■ **EXERCISE OBJECTIVE**
Lines containing the word "take" need to be counted. Please reply with how many there are, and nothing else.

■ **DATA EXTRACT**
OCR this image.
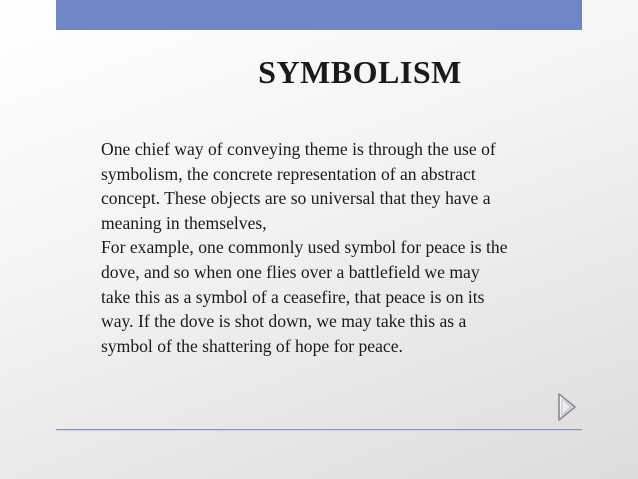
SYMBOLISM

One chief way of conveying theme is through the use of

symbolism, the concrete representation of an abstract

concept. These objects are so universal that they have a

meaning in themselves,

For example, one commonly used symbol for peace is the

dove, and so when one flies over a battlefield we may

take this as a symbol of a ceasefire, that peace is on its

way. If the dove is shot down, we may take this as a

symbol of the shattering of hope for peace.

■ **SOLUTION FOR THIS PROBLEM**
2